* _Consignes_
1. Traduisez en anglais cette phrase du texte sur l'enseignement du droit international humanitaire : « La séance sur les drones et les éliminations ciblées est en général un moment fort du cours. »
2. Dans les entrées, recopiez le passage qui commence à la ligne contenant « petal-label-gain-data-insights: Gain data » et se termine à la ligne contenant « petal-label-line: satisfaction xyxy=(1267,505,1531,551) », ces deux lignes comprises.

#### Texte à lire ####

Quelques passages de certains cas (comme l’élimination ciblée de Ben Laden[27]) ou documents (comme la partie sur les nouvelles technologies du rapport du CICR de 2011 sur les défis posés par les conflits armés contemporains[28]) dans le deuxième volume y font référence, mais il manque un développement sur le DIH et les nouvelles technologies dans le premier. Ce genre d’oubli est d’autant plus dommage que cette question fait l’objet non seulement d’une littérature abondante et d’une présence permanente dans les médias, mais aussi d’une curiosité réelle de la part des étudiants, précisément parce qu’ils en entendent tant parler. La séance sur les drones et les éliminations ciblées est en général un moment fort du cours.

On regrettera également l’absence des approches critiques du DIH, en particulier le féminisme et le postcolonialisme, alors qu’elles se développent et qu’il est stimulant, dans l’enseignement, de terminer la session en prenant ce genre de recul. Elles sont, elles aussi, particulièrement prisées des étudiants qui sont souvent sceptiques, parfois même cyniques, à l’égard des éventuels biais du droit international en général. D’où l’utilité de ne pas s’en tenir à une présentation exclusivement juridique et de bénéficier de l’apport d’autres disciplines comme la science politique et la philosophie. Celles-ci peuvent éclairer les débats suscités par la pratique du DIH à l’aide des grandes théories des relations internationales telles que le réalisme, le libéralisme et le constructivisme. L’approche interdisciplinaire me semble à la fois plus riche et plus adaptée aux besoins des étudiants, mais il est tout à fait normal, ceci dit, qu’elle ne soit pas représentée dans l’ouvrage de référence du CICR, dont ce n’est pas la fonction.

#### Lignes d'entrée ####

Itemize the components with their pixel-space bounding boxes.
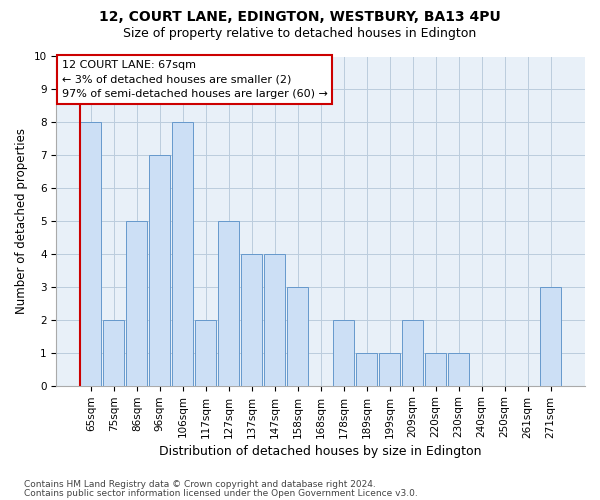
Text: Size of property relative to detached houses in Edington: Size of property relative to detached ho… <box>124 28 476 40</box>
Bar <box>448 353 469 386</box>
Bar <box>356 353 377 386</box>
Bar <box>103 320 124 386</box>
Text: 12, COURT LANE, EDINGTON, WESTBURY, BA13 4PU: 12, COURT LANE, EDINGTON, WESTBURY, BA13… <box>99 10 501 24</box>
Bar <box>287 287 308 386</box>
Bar <box>80 122 101 386</box>
Bar <box>425 353 446 386</box>
Bar <box>172 122 193 386</box>
Bar <box>265 254 285 386</box>
Bar <box>379 353 400 386</box>
Bar <box>218 221 239 386</box>
Bar <box>196 320 216 386</box>
Text: 12 COURT LANE: 67sqm
← 3% of detached houses are smaller (2)
97% of semi-detache: 12 COURT LANE: 67sqm ← 3% of detached ho… <box>62 60 328 100</box>
X-axis label: Distribution of detached houses by size in Edington: Distribution of detached houses by size … <box>160 444 482 458</box>
Bar <box>540 287 561 386</box>
Bar <box>334 320 354 386</box>
Bar <box>127 221 147 386</box>
Bar <box>241 254 262 386</box>
Bar <box>403 320 423 386</box>
Text: Contains public sector information licensed under the Open Government Licence v3: Contains public sector information licen… <box>24 488 418 498</box>
Y-axis label: Number of detached properties: Number of detached properties <box>15 128 28 314</box>
Text: Contains HM Land Registry data © Crown copyright and database right 2024.: Contains HM Land Registry data © Crown c… <box>24 480 376 489</box>
Bar <box>149 156 170 386</box>
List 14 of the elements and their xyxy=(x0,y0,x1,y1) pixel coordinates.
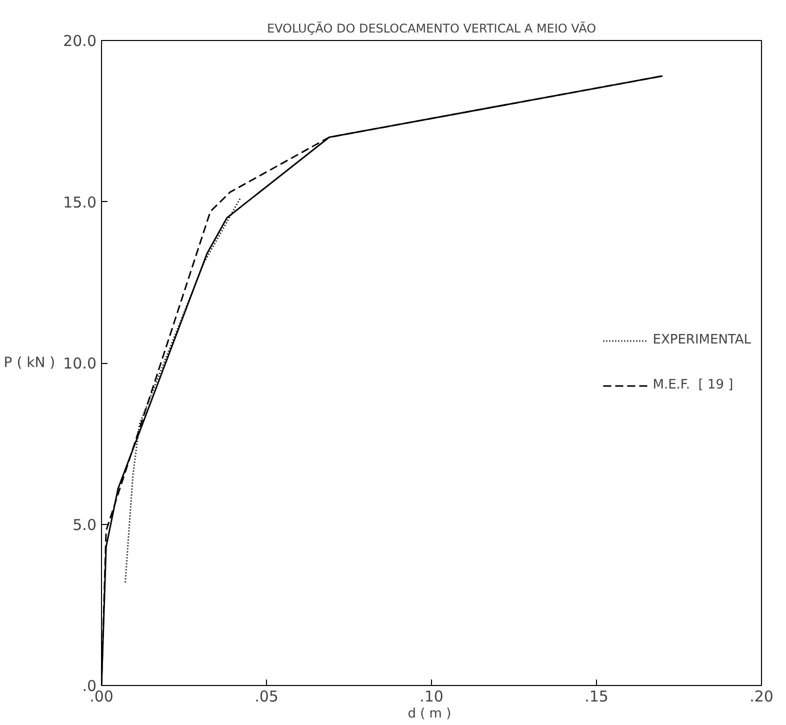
y-tick-label: 10.0 xyxy=(63,354,97,372)
y-tick-label: 20.0 xyxy=(63,32,97,50)
x-tick-label: .10 xyxy=(420,688,444,706)
y-tick-label: 5.0 xyxy=(72,516,97,534)
x-tick-label: .05 xyxy=(254,688,278,706)
y-axis-title: P ( kN ) xyxy=(4,355,56,371)
x-axis-title: d ( m ) xyxy=(408,706,452,722)
chart-title: EVOLUÇÃO DO DESLOCAMENTO VERTICAL A MEIO VÃO xyxy=(266,20,596,36)
legend-label: M.E.F. [ 19 ] xyxy=(652,378,734,392)
x-tick-label: .20 xyxy=(750,688,774,706)
line-series xyxy=(124,198,241,584)
x-tick-label: .15 xyxy=(584,688,608,706)
y-tick-label: 15.0 xyxy=(63,193,97,212)
legend-label: EXPERIMENTAL xyxy=(652,332,751,348)
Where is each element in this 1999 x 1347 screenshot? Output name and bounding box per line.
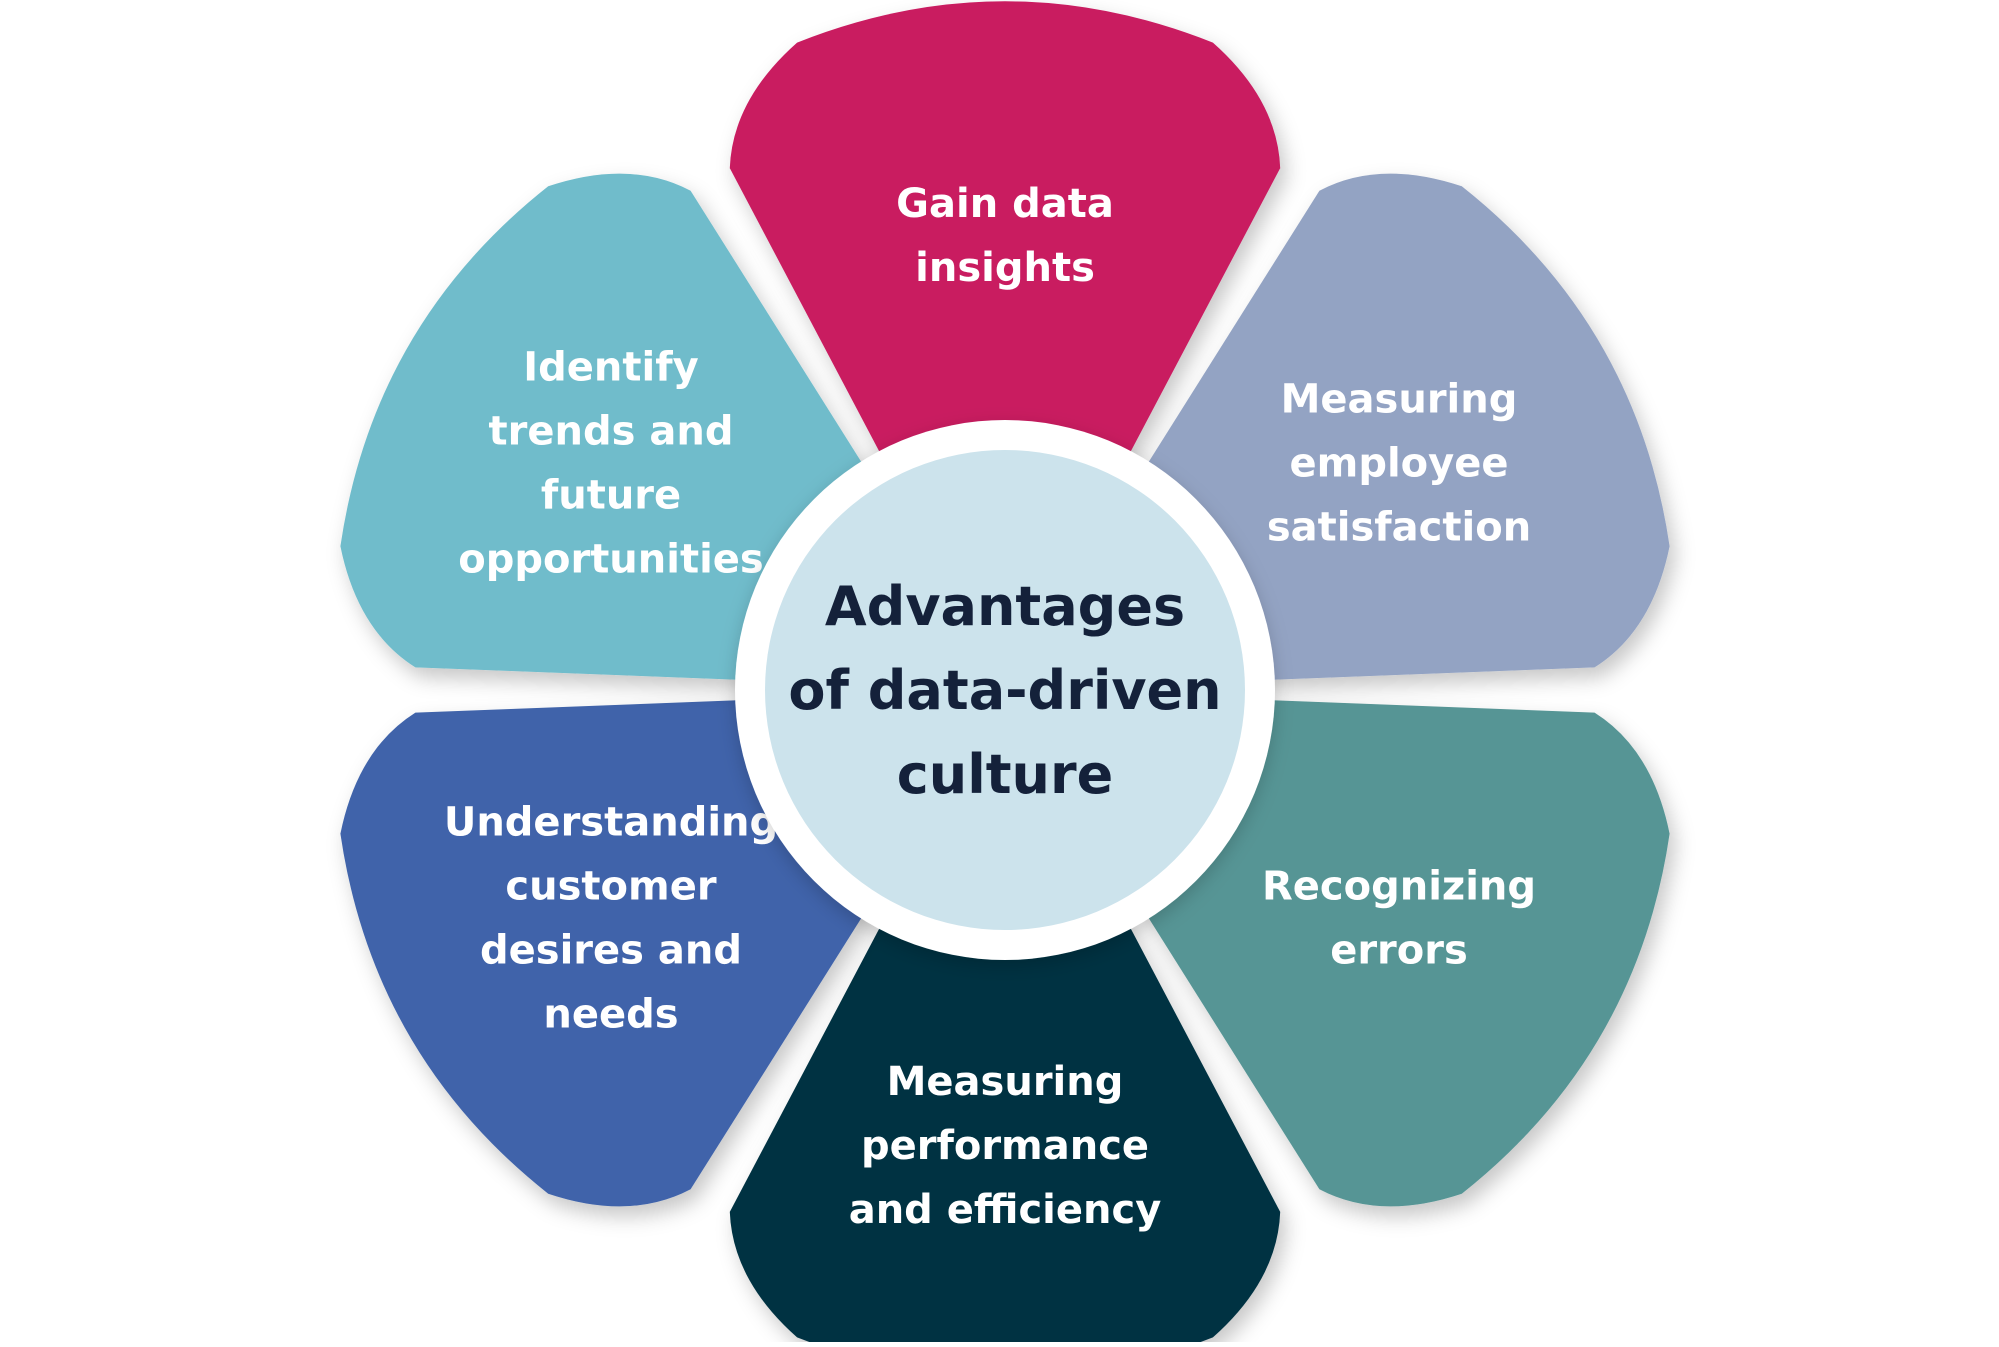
petal-label-gain-data-insights: Gain data insights xyxy=(896,181,1114,291)
petal-group: Gain data insights Measuring employee satisf… xyxy=(340,1,1670,1347)
petal-label-line: Identify xyxy=(523,345,698,391)
petal-identify-trends-and-future-opportunities xyxy=(340,173,870,681)
petal-label-line: Measuring xyxy=(887,1059,1124,1105)
center-title-line: culture xyxy=(897,743,1113,806)
petal-label-understanding-customer-desires-and-needs: Understanding customer desires and needs xyxy=(444,800,778,1038)
petal-label-line: employee xyxy=(1290,441,1509,487)
petal-label-recognizing-errors: Recognizing errors xyxy=(1262,864,1536,974)
petal-label-line: Measuring xyxy=(1281,377,1518,423)
petal-label-line: and efficiency xyxy=(849,1187,1162,1233)
petal-label-line: opportunities xyxy=(458,537,764,583)
petal-recognizing-errors xyxy=(1140,699,1670,1207)
petal-label-line: insights xyxy=(915,245,1095,291)
center-circle xyxy=(765,450,1245,930)
petal-label-identify-trends-and-future-opportunities: Identify trends and future opportunities xyxy=(458,345,764,583)
petal-label-line: needs xyxy=(543,992,678,1038)
petal-label-line: Gain data xyxy=(896,181,1114,227)
petal-measuring-employee-satisfaction xyxy=(1140,173,1670,681)
petal-label-line: satisfaction xyxy=(1267,505,1531,551)
center-title: Advantages of data-driven culture xyxy=(788,575,1221,806)
petal-label-line: Understanding xyxy=(444,800,778,846)
petal-label-measuring-performance-and-efficiency: Measuring performance and efficiency xyxy=(849,1059,1162,1233)
petal-label-line: performance xyxy=(861,1123,1149,1169)
petal-label-line: errors xyxy=(1330,928,1468,974)
center-title-line: Advantages xyxy=(825,575,1185,638)
center-title-line: of data-driven xyxy=(788,659,1221,722)
petal-label-line: trends and xyxy=(489,409,734,455)
petal-label-measuring-employee-satisfaction: Measuring employee satisfaction xyxy=(1267,377,1531,551)
petal-label-line: Recognizing xyxy=(1262,864,1536,910)
petal-measuring-performance-and-efficiency xyxy=(729,915,1281,1347)
petal-label-line: future xyxy=(541,473,681,519)
center-hub: Advantages of data-driven culture xyxy=(735,420,1275,960)
petal-gain-data-insights xyxy=(729,1,1281,465)
petal-label-line: desires and xyxy=(480,928,742,974)
petal-label-line: customer xyxy=(505,864,716,910)
petal-understanding-customer-desires-and-needs xyxy=(340,699,870,1207)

####

* _Réponses dans l'ordre_
1. The session on drones and targeted killings is usually a highlight of the course.

2.
petal-label-gain-data-insights: Gain data insights xyxy=(896,181,1114,291)
petal-group: Gain data insights Measuring employee satisf… xyxy=(340,1,1670,1347)
petal-label-line: Identify xyxy=(523,345,698,391)
petal-identify-trends-and-future-opportunities xyxy=(340,173,870,681)
petal-label-line: Measuring xyxy=(887,1059,1124,1105)
center-title-line: culture xyxy=(897,743,1113,806)
petal-label-understanding-customer-desires-and-needs: Understanding customer desires and needs xyxy=(444,800,778,1038)
petal-label-line: employee xyxy=(1290,441,1509,487)
petal-label-recognizing-errors: Recognizing errors xyxy=(1262,864,1536,974)
petal-label-line: Measuring xyxy=(1281,377,1518,423)
petal-label-line: and efficiency xyxy=(849,1187,1162,1233)
petal-label-line: opportunities xyxy=(458,537,764,583)
petal-recognizing-errors xyxy=(1140,699,1670,1207)
petal-label-line: insights xyxy=(915,245,1095,291)
center-circle xyxy=(765,450,1245,930)
petal-label-identify-trends-and-future-opportunities: Identify trends and future opportunities xyxy=(458,345,764,583)
petal-label-line: needs xyxy=(543,992,678,1038)
petal-label-line: Gain data xyxy=(896,181,1114,227)
petal-measuring-employee-satisfaction xyxy=(1140,173,1670,681)
petal-label-line: satisfaction xyxy=(1267,505,1531,551)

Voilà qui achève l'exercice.